Given passage:
----

Finnish innovation to meet future demands at Expo ’20 - GulfToday

Finnish innovation to meet future demands at Expo ’20

Expo2020

The snowcapped landscape of Finland for most times of the year alongside the warmth of the UAE will welcome Expo 2020 Dubai delegates and visitors from Oct.20, 2020 to April 10, 2021.

Mariecar Jara-Puyod, Senior Reporter

Rising up to its own challenges as a developing state in the 1950s and since 2016 classified as the greenest nation in the world with its water ready to be gulped right from the tap, Finland is set to showcase its time-tested and continuing innovations on sustainability leading to more opportunities for more mobility at the Oct.20, 2020 to April 10, 2021 “Expo 2020 Dubai.”

Finland at Expo 2020 Dubai Commissioner General Severi Keinala said: “Finland gives you solutions.”

That was on the last day of the Aug.18 to Aug.20 Business Finland-sponsored and organised “Press Tour” for five journalists from the UAE, Bahrain and the UK in Helsinki, Espoo and Lohja.

----

Recorded information:
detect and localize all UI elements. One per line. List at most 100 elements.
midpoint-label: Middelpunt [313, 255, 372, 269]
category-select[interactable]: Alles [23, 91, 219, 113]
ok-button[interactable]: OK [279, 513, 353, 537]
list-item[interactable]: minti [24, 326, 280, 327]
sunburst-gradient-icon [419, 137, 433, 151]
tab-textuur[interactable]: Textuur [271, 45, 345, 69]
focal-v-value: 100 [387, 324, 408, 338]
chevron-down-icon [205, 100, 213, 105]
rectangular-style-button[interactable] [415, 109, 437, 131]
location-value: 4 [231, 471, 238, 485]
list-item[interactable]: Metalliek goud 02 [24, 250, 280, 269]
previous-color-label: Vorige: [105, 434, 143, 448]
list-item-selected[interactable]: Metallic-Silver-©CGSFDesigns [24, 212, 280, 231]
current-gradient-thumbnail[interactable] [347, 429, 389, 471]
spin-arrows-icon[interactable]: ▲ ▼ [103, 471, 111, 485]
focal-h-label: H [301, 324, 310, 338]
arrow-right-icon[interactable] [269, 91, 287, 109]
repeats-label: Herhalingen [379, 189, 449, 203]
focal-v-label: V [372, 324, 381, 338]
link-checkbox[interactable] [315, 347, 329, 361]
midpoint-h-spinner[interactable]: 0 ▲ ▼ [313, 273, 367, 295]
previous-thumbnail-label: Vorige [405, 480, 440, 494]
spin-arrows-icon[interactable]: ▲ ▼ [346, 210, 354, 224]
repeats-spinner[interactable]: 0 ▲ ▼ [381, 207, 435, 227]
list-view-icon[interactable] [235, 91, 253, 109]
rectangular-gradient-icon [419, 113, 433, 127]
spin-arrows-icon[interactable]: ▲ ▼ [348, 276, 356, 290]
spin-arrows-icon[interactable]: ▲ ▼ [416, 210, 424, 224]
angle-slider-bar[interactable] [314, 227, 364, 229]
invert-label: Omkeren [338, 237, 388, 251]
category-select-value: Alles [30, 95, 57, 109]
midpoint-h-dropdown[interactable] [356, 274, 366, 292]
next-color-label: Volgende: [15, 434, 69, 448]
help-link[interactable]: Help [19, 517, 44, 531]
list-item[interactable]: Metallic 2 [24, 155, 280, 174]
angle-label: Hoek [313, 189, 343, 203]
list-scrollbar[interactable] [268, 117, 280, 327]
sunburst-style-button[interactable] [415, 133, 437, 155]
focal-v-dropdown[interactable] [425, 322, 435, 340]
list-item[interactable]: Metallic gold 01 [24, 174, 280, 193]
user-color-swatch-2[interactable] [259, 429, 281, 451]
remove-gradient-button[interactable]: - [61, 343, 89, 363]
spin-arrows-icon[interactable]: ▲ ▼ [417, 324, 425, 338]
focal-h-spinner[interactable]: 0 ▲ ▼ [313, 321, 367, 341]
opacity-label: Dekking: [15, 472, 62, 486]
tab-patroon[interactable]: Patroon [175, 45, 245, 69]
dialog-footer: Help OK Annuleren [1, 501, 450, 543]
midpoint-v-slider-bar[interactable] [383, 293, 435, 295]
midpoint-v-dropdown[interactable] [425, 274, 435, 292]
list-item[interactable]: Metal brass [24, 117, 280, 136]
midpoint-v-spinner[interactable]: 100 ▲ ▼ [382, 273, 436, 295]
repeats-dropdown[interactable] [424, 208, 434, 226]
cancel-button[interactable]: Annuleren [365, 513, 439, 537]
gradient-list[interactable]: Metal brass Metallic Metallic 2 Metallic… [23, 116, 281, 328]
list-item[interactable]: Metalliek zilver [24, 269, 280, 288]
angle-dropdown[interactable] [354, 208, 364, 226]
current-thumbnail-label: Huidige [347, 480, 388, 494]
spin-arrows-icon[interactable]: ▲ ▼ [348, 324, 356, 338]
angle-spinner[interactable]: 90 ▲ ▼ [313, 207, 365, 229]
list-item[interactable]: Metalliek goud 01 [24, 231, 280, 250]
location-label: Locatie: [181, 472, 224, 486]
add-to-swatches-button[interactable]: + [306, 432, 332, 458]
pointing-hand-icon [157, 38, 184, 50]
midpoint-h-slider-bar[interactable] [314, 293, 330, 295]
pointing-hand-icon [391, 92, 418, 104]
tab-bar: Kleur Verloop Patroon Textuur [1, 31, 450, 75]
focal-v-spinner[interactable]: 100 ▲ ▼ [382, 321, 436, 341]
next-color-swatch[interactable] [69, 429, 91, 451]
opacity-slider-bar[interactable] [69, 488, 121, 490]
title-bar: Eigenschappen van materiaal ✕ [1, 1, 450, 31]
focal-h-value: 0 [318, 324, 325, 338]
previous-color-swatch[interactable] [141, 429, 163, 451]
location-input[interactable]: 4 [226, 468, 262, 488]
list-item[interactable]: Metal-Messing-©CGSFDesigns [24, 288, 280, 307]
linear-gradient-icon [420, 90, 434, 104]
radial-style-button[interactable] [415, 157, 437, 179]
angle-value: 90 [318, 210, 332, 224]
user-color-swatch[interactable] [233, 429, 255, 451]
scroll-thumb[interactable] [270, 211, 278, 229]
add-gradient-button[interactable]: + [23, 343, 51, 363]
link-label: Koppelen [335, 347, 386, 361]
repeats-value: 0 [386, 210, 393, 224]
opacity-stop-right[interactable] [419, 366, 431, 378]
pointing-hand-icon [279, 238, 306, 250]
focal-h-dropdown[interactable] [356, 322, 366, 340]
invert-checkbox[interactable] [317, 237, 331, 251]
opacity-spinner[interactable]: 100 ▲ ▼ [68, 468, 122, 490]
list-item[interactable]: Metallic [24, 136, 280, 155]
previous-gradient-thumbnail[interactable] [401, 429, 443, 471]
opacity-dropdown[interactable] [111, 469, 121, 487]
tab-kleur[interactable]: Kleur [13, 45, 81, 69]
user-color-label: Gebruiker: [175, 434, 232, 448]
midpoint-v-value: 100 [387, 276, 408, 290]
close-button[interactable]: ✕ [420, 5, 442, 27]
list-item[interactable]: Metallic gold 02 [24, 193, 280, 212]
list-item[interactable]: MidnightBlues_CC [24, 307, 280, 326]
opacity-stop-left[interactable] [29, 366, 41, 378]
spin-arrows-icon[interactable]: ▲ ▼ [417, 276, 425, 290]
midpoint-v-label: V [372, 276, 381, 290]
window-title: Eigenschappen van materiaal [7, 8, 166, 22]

----

Aim of the exercise:
Continue the news piece on Finland's showcase at Expo 2020 Dubai, starting right after its last sentence.

Reply to the task:
The five were given a glimpse of what the Nordic country of 5.5 million multi-racial residents has to offer in the areas of renewable energy resources including nuclear power plants, building information modelling, energy efficient construction and homes, smart workplaces, and indoor air quality.

Keinala said the wake-up call for the nation and its people to move on towards a better and cleaner world was over five decades back, when the pulp and paper industries were already obliterating their lakes and water systems.

Keinala was replying to Gulf Today’s observation—raised during the sustainable water management and solutions forum—that so much has been written about universal water problems since the 1980s and yet this essential resource has remained a challenge.

All these innovative solutions—apt for the “Connecting Minds, Creating the Future” theme of the Expo 2020 Dubai—will not only be displayed but more importantly demonstrated at Helsinki’s “Lumi” or “Snowcapped Pavilion,” situated at the Mobility Sector of the expo complex.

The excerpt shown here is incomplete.